= GOAL OF THE EXERCISE =
Each entry needs to be restated exactly as written.

____ PROVIDED ENTRIES

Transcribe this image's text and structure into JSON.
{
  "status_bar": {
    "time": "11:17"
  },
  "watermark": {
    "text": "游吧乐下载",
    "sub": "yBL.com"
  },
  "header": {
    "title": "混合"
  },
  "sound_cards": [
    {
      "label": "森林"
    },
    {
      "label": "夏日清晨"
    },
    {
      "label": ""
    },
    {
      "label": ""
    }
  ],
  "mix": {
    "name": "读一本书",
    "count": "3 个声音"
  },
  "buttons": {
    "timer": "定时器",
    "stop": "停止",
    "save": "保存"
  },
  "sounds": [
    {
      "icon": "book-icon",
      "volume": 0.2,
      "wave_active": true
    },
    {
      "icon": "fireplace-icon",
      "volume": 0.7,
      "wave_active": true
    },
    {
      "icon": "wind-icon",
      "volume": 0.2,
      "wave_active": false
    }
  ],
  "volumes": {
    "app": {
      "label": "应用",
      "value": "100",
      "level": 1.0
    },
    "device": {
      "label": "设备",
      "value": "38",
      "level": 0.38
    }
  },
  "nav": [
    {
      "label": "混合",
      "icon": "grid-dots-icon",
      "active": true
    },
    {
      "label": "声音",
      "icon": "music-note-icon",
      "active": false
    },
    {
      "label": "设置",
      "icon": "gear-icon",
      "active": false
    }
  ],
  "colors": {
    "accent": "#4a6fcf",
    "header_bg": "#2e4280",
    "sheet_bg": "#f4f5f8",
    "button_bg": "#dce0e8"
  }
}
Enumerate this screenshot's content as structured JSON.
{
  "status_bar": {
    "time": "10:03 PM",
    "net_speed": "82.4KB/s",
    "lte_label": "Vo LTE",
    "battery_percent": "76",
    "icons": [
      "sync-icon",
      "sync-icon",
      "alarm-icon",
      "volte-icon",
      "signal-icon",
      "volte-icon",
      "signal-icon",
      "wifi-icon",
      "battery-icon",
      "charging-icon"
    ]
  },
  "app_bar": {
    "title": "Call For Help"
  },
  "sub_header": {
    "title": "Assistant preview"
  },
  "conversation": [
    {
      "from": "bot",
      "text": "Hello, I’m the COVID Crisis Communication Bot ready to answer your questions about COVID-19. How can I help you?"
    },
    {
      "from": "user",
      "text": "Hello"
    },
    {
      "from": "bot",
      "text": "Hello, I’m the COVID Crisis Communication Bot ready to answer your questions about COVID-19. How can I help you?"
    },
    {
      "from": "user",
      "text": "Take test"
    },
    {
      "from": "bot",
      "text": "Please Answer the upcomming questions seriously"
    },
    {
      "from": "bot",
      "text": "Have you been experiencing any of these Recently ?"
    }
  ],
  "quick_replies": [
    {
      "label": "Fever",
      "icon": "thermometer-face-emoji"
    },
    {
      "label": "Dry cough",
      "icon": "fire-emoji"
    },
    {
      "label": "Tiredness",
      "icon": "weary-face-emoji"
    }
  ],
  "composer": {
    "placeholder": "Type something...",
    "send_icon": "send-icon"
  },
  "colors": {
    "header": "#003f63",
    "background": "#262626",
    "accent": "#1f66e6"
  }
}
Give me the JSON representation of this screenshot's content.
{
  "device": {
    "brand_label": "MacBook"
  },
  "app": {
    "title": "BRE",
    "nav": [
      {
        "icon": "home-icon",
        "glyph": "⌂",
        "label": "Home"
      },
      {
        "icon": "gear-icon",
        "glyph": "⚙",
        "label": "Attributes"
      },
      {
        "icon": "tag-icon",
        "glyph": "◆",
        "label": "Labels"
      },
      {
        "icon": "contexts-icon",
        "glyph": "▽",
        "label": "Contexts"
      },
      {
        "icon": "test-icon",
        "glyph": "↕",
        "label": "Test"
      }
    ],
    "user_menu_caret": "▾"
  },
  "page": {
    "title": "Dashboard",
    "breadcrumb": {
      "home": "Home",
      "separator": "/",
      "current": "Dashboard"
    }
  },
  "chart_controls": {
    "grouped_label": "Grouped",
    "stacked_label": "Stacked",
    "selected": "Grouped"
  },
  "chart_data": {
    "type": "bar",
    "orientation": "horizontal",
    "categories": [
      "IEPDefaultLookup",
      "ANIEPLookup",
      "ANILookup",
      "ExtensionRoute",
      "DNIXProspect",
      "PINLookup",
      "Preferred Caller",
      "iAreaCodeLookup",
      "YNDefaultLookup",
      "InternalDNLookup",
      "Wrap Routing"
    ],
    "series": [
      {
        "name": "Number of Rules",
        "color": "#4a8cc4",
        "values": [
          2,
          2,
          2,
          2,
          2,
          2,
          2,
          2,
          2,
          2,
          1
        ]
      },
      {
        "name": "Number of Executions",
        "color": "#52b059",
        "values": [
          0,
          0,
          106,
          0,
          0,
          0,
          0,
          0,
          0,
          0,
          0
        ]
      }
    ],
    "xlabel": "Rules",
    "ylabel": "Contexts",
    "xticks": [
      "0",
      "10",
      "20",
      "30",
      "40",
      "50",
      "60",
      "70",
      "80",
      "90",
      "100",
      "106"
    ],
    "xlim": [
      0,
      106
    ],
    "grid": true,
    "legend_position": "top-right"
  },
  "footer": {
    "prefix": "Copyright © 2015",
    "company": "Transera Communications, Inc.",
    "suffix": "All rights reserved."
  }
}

________

= ANSWER FOR THIS EXERCISE =
Transcribe this image's text and structure into JSON.
{
  "status_bar": {
    "time": "11:17"
  },
  "watermark": {
    "text": "游吧乐下载",
    "sub": "yBL.com"
  },
  "header": {
    "title": "混合"
  },
  "sound_cards": [
    {
      "label": "森林"
    },
    {
      "label": "夏日清晨"
    },
    {
      "label": ""
    },
    {
      "label": ""
    }
  ],
  "mix": {
    "name": "读一本书",
    "count": "3 个声音"
  },
  "buttons": {
    "timer": "定时器",
    "stop": "停止",
    "save": "保存"
  },
  "sounds": [
    {
      "icon": "book-icon",
      "volume": 0.2,
      "wave_active": true
    },
    {
      "icon": "fireplace-icon",
      "volume": 0.7,
      "wave_active": true
    },
    {
      "icon": "wind-icon",
      "volume": 0.2,
      "wave_active": false
    }
  ],
  "volumes": {
    "app": {
      "label": "应用",
      "value": "100",
      "level": 1.0
    },
    "device": {
      "label": "设备",
      "value": "38",
      "level": 0.38
    }
  },
  "nav": [
    {
      "label": "混合",
      "icon": "grid-dots-icon",
      "active": true
    },
    {
      "label": "声音",
      "icon": "music-note-icon",
      "active": false
    },
    {
      "label": "设置",
      "icon": "gear-icon",
      "active": false
    }
  ],
  "colors": {
    "accent": "#4a6fcf",
    "header_bg": "#2e4280",
    "sheet_bg": "#f4f5f8",
    "button_bg": "#dce0e8"
  }
}
Enumerate this screenshot's content as structured JSON.
{
  "status_bar": {
    "time": "10:03 PM",
    "net_speed": "82.4KB/s",
    "lte_label": "Vo LTE",
    "battery_percent": "76",
    "icons": [
      "sync-icon",
      "sync-icon",
      "alarm-icon",
      "volte-icon",
      "signal-icon",
      "volte-icon",
      "signal-icon",
      "wifi-icon",
      "battery-icon",
      "charging-icon"
    ]
  },
  "app_bar": {
    "title": "Call For Help"
  },
  "sub_header": {
    "title": "Assistant preview"
  },
  "conversation": [
    {
      "from": "bot",
      "text": "Hello, I’m the COVID Crisis Communication Bot ready to answer your questions about COVID-19. How can I help you?"
    },
    {
      "from": "user",
      "text": "Hello"
    },
    {
      "from": "bot",
      "text": "Hello, I’m the COVID Crisis Communication Bot ready to answer your questions about COVID-19. How can I help you?"
    },
    {
      "from": "user",
      "text": "Take test"
    },
    {
      "from": "bot",
      "text": "Please Answer the upcomming questions seriously"
    },
    {
      "from": "bot",
      "text": "Have you been experiencing any of these Recently ?"
    }
  ],
  "quick_replies": [
    {
      "label": "Fever",
      "icon": "thermometer-face-emoji"
    },
    {
      "label": "Dry cough",
      "icon": "fire-emoji"
    },
    {
      "label": "Tiredness",
      "icon": "weary-face-emoji"
    }
  ],
  "composer": {
    "placeholder": "Type something...",
    "send_icon": "send-icon"
  },
  "colors": {
    "header": "#003f63",
    "background": "#262626",
    "accent": "#1f66e6"
  }
}
Give me the JSON representation of this screenshot's content.
{
  "device": {
    "brand_label": "MacBook"
  },
  "app": {
    "title": "BRE",
    "nav": [
      {
        "icon": "home-icon",
        "glyph": "⌂",
        "label": "Home"
      },
      {
        "icon": "gear-icon",
        "glyph": "⚙",
        "label": "Attributes"
      },
      {
        "icon": "tag-icon",
        "glyph": "◆",
        "label": "Labels"
      },
      {
        "icon": "contexts-icon",
        "glyph": "▽",
        "label": "Contexts"
      },
      {
        "icon": "test-icon",
        "glyph": "↕",
        "label": "Test"
      }
    ],
    "user_menu_caret": "▾"
  },
  "page": {
    "title": "Dashboard",
    "breadcrumb": {
      "home": "Home",
      "separator": "/",
      "current": "Dashboard"
    }
  },
  "chart_controls": {
    "grouped_label": "Grouped",
    "stacked_label": "Stacked",
    "selected": "Grouped"
  },
  "chart_data": {
    "type": "bar",
    "orientation": "horizontal",
    "categories": [
      "IEPDefaultLookup",
      "ANIEPLookup",
      "ANILookup",
      "ExtensionRoute",
      "DNIXProspect",
      "PINLookup",
      "Preferred Caller",
      "iAreaCodeLookup",
      "YNDefaultLookup",
      "InternalDNLookup",
      "Wrap Routing"
    ],
    "series": [
      {
        "name": "Number of Rules",
        "color": "#4a8cc4",
        "values": [
          2,
          2,
          2,
          2,
          2,
          2,
          2,
          2,
          2,
          2,
          1
        ]
      },
      {
        "name": "Number of Executions",
        "color": "#52b059",
        "values": [
          0,
          0,
          106,
          0,
          0,
          0,
          0,
          0,
          0,
          0,
          0
        ]
      }
    ],
    "xlabel": "Rules",
    "ylabel": "Contexts",
    "xticks": [
      "0",
      "10",
      "20",
      "30",
      "40",
      "50",
      "60",
      "70",
      "80",
      "90",
      "100",
      "106"
    ],
    "xlim": [
      0,
      106
    ],
    "grid": true,
    "legend_position": "top-right"
  },
  "footer": {
    "prefix": "Copyright © 2015",
    "company": "Transera Communications, Inc.",
    "suffix": "All rights reserved."
  }
}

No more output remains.